Goal of the exercise ▸
Reproduce without alteration the part of the records that opens with their first line and closes with the line containing "arrow-head bbox=[1018, 356, 1038, 376]", including both of these lines.

Data extract ▸

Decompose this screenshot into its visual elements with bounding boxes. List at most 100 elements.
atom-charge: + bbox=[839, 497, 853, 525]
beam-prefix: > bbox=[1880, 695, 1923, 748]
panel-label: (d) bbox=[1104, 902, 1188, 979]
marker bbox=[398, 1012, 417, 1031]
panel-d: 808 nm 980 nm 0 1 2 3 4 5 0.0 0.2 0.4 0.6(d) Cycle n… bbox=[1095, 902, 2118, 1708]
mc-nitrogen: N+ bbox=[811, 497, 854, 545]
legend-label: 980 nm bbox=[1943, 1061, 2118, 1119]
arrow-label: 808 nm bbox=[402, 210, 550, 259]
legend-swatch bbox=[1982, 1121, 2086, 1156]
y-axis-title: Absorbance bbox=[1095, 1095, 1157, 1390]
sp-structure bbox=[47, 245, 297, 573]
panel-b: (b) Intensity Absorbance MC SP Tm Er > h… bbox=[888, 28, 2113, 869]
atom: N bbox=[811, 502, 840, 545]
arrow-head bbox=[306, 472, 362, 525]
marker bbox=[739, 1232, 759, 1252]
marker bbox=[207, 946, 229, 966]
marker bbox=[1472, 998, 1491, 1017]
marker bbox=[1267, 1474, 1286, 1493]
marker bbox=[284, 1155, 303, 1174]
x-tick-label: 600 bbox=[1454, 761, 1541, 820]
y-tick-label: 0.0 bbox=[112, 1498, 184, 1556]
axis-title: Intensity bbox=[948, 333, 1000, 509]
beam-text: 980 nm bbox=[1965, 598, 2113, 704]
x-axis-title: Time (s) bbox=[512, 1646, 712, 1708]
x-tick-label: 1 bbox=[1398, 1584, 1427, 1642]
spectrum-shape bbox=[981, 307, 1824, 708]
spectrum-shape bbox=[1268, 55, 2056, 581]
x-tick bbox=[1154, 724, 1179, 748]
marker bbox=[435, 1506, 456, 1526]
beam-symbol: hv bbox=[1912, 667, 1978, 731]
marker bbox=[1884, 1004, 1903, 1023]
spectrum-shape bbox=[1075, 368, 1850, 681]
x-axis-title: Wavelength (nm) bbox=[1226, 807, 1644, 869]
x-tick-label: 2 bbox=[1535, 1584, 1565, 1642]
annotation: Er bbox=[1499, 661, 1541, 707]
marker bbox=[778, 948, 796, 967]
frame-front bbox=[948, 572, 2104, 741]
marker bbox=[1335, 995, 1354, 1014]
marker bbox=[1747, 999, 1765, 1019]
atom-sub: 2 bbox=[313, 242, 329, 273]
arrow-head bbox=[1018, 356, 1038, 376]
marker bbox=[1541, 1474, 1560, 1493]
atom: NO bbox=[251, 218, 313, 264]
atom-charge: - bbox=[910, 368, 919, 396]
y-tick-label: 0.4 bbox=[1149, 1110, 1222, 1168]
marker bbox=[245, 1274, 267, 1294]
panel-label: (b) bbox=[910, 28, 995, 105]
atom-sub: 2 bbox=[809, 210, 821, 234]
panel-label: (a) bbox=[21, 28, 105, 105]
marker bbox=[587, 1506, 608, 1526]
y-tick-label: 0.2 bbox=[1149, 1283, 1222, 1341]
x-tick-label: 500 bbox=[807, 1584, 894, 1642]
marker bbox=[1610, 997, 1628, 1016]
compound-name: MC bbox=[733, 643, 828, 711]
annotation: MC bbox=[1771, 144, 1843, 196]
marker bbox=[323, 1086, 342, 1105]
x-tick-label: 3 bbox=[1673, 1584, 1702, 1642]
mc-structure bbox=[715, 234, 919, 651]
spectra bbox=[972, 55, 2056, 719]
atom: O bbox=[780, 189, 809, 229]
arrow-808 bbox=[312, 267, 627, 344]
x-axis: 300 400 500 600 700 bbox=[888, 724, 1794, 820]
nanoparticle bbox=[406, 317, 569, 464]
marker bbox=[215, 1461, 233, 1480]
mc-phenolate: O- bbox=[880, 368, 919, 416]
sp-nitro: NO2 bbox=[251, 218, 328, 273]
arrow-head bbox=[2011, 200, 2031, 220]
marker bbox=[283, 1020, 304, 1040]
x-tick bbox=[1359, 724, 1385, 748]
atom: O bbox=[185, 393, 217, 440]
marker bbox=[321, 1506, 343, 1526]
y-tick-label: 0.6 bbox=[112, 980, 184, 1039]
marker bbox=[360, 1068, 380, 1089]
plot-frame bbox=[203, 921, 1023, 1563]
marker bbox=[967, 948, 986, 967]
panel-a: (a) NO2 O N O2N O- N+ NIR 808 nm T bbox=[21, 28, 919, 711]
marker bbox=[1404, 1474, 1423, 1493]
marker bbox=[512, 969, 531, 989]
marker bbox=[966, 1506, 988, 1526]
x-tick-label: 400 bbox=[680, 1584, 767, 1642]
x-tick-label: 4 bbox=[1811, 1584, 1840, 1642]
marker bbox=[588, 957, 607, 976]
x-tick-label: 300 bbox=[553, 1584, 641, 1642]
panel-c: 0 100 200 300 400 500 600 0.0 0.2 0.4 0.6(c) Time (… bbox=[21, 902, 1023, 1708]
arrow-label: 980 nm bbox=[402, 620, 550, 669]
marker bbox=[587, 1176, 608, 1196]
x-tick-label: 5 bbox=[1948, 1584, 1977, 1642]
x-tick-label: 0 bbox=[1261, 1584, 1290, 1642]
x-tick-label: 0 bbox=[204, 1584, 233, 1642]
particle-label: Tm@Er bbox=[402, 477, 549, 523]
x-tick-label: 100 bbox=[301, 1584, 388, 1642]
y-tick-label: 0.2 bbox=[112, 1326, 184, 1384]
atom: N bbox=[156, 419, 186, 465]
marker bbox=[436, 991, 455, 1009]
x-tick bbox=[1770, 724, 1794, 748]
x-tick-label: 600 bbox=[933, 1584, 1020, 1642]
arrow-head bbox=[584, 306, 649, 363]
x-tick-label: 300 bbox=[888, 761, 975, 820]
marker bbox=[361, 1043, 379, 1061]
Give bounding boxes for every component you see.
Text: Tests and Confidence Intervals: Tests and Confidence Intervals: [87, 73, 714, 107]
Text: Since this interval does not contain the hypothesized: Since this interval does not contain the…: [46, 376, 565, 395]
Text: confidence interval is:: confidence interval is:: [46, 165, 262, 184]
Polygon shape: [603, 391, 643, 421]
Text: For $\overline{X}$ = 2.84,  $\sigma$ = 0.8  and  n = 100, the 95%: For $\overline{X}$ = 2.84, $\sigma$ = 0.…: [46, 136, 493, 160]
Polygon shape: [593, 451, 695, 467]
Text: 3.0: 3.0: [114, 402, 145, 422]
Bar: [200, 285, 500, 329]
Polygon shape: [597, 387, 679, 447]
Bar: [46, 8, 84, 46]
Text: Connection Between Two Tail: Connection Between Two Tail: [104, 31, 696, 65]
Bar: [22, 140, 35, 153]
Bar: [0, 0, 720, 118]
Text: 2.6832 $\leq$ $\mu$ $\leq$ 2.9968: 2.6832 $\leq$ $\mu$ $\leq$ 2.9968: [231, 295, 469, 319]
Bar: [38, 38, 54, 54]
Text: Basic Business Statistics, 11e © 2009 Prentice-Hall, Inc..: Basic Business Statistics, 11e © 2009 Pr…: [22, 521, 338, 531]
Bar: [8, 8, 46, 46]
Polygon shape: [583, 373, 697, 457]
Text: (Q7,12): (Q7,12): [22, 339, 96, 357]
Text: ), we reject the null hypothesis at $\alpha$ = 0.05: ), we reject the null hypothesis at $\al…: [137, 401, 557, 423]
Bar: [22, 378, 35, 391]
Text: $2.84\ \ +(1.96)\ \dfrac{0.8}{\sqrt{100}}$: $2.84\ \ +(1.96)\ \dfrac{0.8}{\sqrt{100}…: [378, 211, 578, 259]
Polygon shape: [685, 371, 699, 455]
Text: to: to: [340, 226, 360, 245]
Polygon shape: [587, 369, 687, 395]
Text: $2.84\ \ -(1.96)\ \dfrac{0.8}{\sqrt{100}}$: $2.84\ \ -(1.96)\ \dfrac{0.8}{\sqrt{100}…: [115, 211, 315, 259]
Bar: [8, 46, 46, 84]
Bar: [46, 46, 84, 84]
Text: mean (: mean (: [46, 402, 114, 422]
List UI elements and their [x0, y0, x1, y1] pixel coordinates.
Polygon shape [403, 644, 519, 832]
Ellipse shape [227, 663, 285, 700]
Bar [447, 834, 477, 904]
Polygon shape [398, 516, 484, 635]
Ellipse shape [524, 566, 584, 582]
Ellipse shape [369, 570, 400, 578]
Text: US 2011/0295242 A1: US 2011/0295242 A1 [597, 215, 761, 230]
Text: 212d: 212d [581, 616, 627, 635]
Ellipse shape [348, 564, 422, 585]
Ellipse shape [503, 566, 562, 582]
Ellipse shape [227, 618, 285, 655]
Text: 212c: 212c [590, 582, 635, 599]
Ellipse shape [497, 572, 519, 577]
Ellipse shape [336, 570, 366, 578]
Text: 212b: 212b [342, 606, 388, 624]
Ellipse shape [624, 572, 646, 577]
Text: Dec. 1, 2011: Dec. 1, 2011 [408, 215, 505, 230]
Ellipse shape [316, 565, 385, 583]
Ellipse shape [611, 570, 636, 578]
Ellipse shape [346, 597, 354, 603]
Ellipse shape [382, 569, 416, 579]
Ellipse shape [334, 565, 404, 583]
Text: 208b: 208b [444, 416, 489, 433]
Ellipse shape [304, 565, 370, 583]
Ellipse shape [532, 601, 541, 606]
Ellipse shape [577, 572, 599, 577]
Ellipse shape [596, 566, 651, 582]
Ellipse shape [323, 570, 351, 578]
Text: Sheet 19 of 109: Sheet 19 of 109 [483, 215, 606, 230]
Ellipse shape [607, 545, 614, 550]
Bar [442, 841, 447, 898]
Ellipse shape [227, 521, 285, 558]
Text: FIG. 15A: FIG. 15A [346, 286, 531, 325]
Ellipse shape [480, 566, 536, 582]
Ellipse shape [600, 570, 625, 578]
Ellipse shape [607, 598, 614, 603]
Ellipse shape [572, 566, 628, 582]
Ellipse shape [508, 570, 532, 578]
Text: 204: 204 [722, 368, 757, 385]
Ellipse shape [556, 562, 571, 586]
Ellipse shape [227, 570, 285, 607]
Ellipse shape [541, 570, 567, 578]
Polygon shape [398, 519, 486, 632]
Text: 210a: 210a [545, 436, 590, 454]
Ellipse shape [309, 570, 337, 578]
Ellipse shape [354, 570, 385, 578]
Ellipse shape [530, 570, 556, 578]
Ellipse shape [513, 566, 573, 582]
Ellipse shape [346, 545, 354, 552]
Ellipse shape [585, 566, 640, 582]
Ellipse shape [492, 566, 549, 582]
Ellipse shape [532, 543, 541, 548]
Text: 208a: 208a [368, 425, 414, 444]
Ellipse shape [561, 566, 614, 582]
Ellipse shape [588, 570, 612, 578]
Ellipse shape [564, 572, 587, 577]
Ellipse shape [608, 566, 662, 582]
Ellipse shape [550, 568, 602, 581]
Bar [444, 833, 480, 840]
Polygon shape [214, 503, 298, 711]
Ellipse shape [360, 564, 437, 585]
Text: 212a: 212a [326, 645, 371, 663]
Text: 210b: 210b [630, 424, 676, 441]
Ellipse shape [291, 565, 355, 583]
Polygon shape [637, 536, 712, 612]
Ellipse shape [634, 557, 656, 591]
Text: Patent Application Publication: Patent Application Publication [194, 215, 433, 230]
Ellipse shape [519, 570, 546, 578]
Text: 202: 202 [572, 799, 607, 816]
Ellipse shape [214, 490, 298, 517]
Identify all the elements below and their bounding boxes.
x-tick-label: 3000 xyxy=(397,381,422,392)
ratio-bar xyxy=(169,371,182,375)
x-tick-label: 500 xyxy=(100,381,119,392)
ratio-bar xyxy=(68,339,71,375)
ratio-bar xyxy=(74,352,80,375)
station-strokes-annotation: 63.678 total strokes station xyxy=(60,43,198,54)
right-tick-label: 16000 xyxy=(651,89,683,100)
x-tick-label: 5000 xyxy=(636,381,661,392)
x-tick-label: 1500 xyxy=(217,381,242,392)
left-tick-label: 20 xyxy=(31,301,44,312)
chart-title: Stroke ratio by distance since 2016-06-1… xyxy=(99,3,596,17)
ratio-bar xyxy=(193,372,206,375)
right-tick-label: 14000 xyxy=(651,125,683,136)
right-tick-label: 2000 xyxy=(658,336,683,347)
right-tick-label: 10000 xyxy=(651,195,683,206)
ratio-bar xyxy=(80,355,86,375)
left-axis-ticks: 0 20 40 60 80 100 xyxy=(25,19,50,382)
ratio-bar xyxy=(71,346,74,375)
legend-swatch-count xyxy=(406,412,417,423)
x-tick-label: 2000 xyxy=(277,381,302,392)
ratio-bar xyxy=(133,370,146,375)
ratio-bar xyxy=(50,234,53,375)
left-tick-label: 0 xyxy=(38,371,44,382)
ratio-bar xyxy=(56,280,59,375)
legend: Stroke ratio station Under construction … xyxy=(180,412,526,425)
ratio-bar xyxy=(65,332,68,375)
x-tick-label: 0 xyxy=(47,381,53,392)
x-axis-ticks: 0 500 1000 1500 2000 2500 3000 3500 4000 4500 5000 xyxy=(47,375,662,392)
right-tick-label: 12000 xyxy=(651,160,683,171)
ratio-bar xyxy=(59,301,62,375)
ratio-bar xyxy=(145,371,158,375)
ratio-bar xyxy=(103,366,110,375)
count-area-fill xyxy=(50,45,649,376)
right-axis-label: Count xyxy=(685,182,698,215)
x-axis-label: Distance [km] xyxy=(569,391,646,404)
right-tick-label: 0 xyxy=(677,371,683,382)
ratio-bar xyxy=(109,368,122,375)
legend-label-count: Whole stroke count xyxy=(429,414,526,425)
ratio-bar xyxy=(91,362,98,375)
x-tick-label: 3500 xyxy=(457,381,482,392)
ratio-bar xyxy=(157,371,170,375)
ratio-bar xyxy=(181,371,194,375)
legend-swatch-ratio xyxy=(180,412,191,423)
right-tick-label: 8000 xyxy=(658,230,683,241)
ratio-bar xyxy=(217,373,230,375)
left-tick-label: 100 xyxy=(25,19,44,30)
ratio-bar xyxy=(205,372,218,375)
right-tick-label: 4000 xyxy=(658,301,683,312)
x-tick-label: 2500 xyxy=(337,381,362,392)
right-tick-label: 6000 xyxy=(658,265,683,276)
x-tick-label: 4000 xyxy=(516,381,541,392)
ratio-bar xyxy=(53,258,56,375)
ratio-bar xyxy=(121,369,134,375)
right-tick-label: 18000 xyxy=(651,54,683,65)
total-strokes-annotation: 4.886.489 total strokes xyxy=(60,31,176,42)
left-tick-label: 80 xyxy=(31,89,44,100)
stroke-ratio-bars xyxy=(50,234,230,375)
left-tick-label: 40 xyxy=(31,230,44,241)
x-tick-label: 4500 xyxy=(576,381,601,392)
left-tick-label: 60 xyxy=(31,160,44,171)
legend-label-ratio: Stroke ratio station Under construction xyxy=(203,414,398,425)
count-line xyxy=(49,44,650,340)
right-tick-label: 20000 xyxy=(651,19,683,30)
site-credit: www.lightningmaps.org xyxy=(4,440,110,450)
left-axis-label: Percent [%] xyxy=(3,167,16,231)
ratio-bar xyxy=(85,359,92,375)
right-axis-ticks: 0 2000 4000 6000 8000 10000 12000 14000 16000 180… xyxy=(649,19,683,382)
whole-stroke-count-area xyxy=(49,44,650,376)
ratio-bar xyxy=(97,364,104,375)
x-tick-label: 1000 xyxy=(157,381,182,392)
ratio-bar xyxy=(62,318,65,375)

Correct response ▸
Decompose this screenshot into its visual elements with bounding boxes. List at most 100 elements.
atom-charge: + bbox=[839, 497, 853, 525]
beam-prefix: > bbox=[1880, 695, 1923, 748]
panel-label: (d) bbox=[1104, 902, 1188, 979]
marker bbox=[398, 1012, 417, 1031]
panel-d: 808 nm 980 nm 0 1 2 3 4 5 0.0 0.2 0.4 0.6(d) Cycle n… bbox=[1095, 902, 2118, 1708]
mc-nitrogen: N+ bbox=[811, 497, 854, 545]
legend-label: 980 nm bbox=[1943, 1061, 2118, 1119]
arrow-label: 808 nm bbox=[402, 210, 550, 259]
legend-swatch bbox=[1982, 1121, 2086, 1156]
y-axis-title: Absorbance bbox=[1095, 1095, 1157, 1390]
sp-structure bbox=[47, 245, 297, 573]
panel-b: (b) Intensity Absorbance MC SP Tm Er > h… bbox=[888, 28, 2113, 869]
atom: N bbox=[811, 502, 840, 545]
arrow-head bbox=[306, 472, 362, 525]
marker bbox=[739, 1232, 759, 1252]
marker bbox=[207, 946, 229, 966]
marker bbox=[1472, 998, 1491, 1017]
marker bbox=[1267, 1474, 1286, 1493]
marker bbox=[284, 1155, 303, 1174]
x-tick-label: 600 bbox=[1454, 761, 1541, 820]
y-tick-label: 0.0 bbox=[112, 1498, 184, 1556]
axis-title: Intensity bbox=[948, 333, 1000, 509]
beam-text: 980 nm bbox=[1965, 598, 2113, 704]
x-axis-title: Time (s) bbox=[512, 1646, 712, 1708]
x-tick-label: 1 bbox=[1398, 1584, 1427, 1642]
spectrum-shape bbox=[981, 307, 1824, 708]
spectrum-shape bbox=[1268, 55, 2056, 581]
x-tick bbox=[1154, 724, 1179, 748]
marker bbox=[435, 1506, 456, 1526]
beam-symbol: hv bbox=[1912, 667, 1978, 731]
marker bbox=[1884, 1004, 1903, 1023]
spectrum-shape bbox=[1075, 368, 1850, 681]
x-axis-title: Wavelength (nm) bbox=[1226, 807, 1644, 869]
x-tick-label: 2 bbox=[1535, 1584, 1565, 1642]
annotation: Er bbox=[1499, 661, 1541, 707]
marker bbox=[778, 948, 796, 967]
frame-front bbox=[948, 572, 2104, 741]
marker bbox=[1335, 995, 1354, 1014]
marker bbox=[1747, 999, 1765, 1019]
atom-sub: 2 bbox=[313, 242, 329, 273]
arrow-head bbox=[1018, 356, 1038, 376]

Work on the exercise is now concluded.